■ Set problem:
Scan the records and identify every line in which the string "tincidunt" occurs, then return those lines.

[Stored items from a collection]
---------------

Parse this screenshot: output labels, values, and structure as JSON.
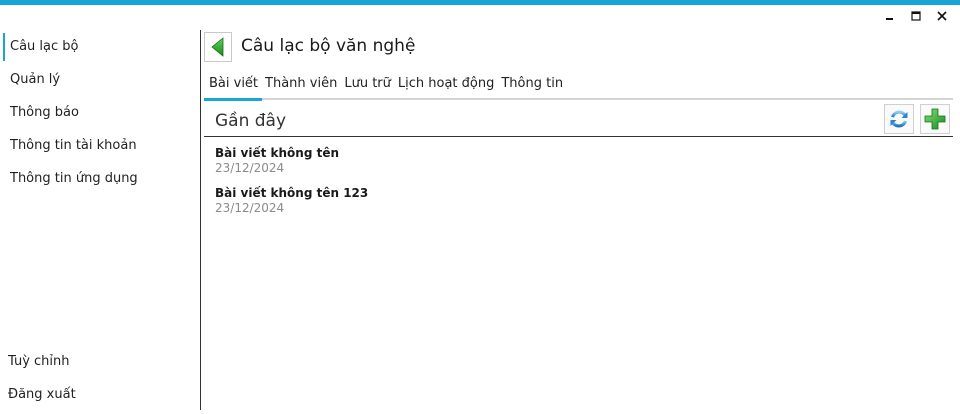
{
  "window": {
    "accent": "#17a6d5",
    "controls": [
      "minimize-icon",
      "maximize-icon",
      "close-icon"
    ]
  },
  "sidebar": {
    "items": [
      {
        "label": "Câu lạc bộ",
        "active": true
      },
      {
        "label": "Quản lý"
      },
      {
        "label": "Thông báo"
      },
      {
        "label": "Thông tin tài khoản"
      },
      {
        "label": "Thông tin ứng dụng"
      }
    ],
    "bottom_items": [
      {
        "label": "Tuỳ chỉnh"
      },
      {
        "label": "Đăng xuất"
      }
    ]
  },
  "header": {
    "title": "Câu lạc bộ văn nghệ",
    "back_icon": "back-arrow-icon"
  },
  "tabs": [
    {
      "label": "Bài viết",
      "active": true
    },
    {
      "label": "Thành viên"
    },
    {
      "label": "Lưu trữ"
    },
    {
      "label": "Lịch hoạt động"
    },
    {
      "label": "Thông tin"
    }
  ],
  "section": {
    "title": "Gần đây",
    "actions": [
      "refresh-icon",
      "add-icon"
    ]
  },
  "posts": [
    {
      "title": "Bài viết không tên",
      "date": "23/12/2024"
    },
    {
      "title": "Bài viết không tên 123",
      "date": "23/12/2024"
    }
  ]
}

---------------

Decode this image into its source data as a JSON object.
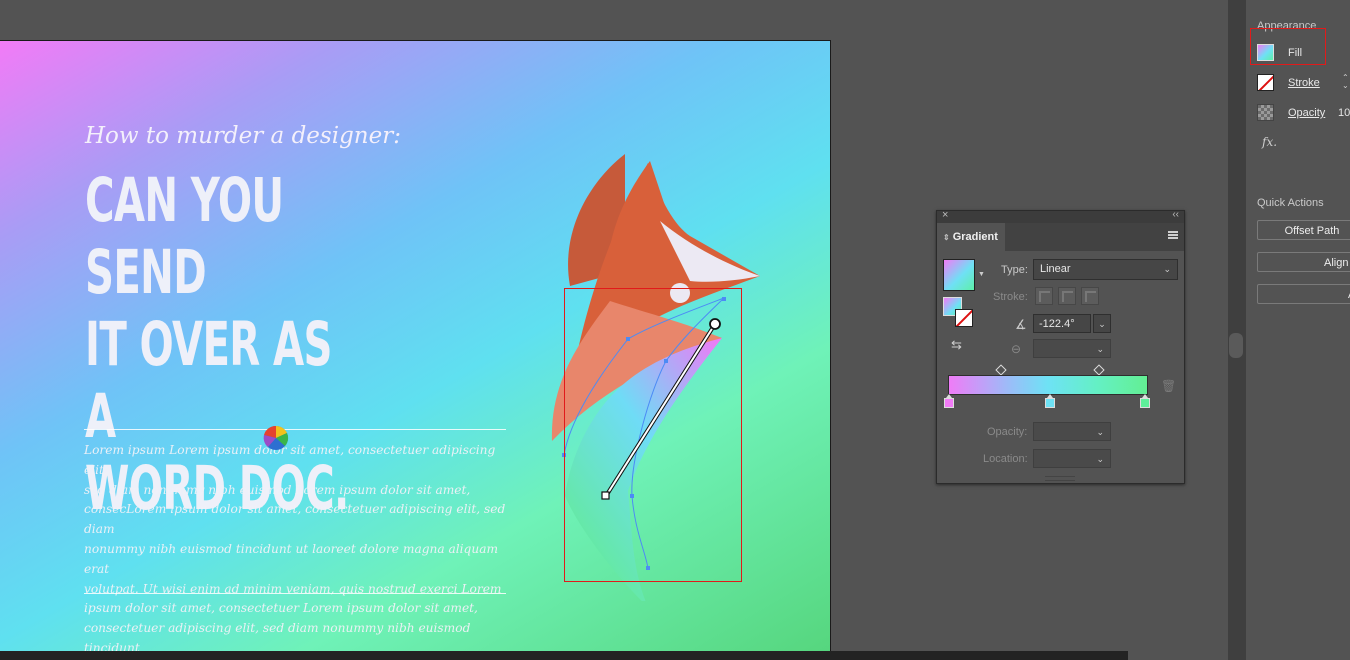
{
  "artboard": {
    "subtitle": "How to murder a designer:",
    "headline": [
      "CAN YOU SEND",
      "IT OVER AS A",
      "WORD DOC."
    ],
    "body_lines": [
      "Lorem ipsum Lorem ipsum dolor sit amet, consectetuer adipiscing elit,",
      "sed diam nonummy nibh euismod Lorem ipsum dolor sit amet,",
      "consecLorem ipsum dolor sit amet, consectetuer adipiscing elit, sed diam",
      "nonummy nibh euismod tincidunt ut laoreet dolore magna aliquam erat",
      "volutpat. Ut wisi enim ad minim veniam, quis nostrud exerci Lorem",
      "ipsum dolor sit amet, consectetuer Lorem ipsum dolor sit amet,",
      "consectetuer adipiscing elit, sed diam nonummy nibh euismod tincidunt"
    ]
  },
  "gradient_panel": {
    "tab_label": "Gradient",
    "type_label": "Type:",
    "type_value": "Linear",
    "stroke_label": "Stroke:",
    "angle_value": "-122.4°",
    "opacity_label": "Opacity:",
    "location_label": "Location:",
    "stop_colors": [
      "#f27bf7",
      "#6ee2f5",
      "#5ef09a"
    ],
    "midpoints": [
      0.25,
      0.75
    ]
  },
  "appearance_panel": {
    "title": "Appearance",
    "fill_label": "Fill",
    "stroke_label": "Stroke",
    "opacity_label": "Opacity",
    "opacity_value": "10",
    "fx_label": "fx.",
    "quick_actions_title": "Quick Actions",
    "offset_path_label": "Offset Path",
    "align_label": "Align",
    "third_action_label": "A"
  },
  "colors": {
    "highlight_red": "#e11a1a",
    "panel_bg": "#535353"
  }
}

---------------

■ Exercise result:
      "nonummy nibh euismod tincidunt ut laoreet dolore magna aliquam erat",
      "consectetuer adipiscing elit, sed diam nonummy nibh euismod tincidunt"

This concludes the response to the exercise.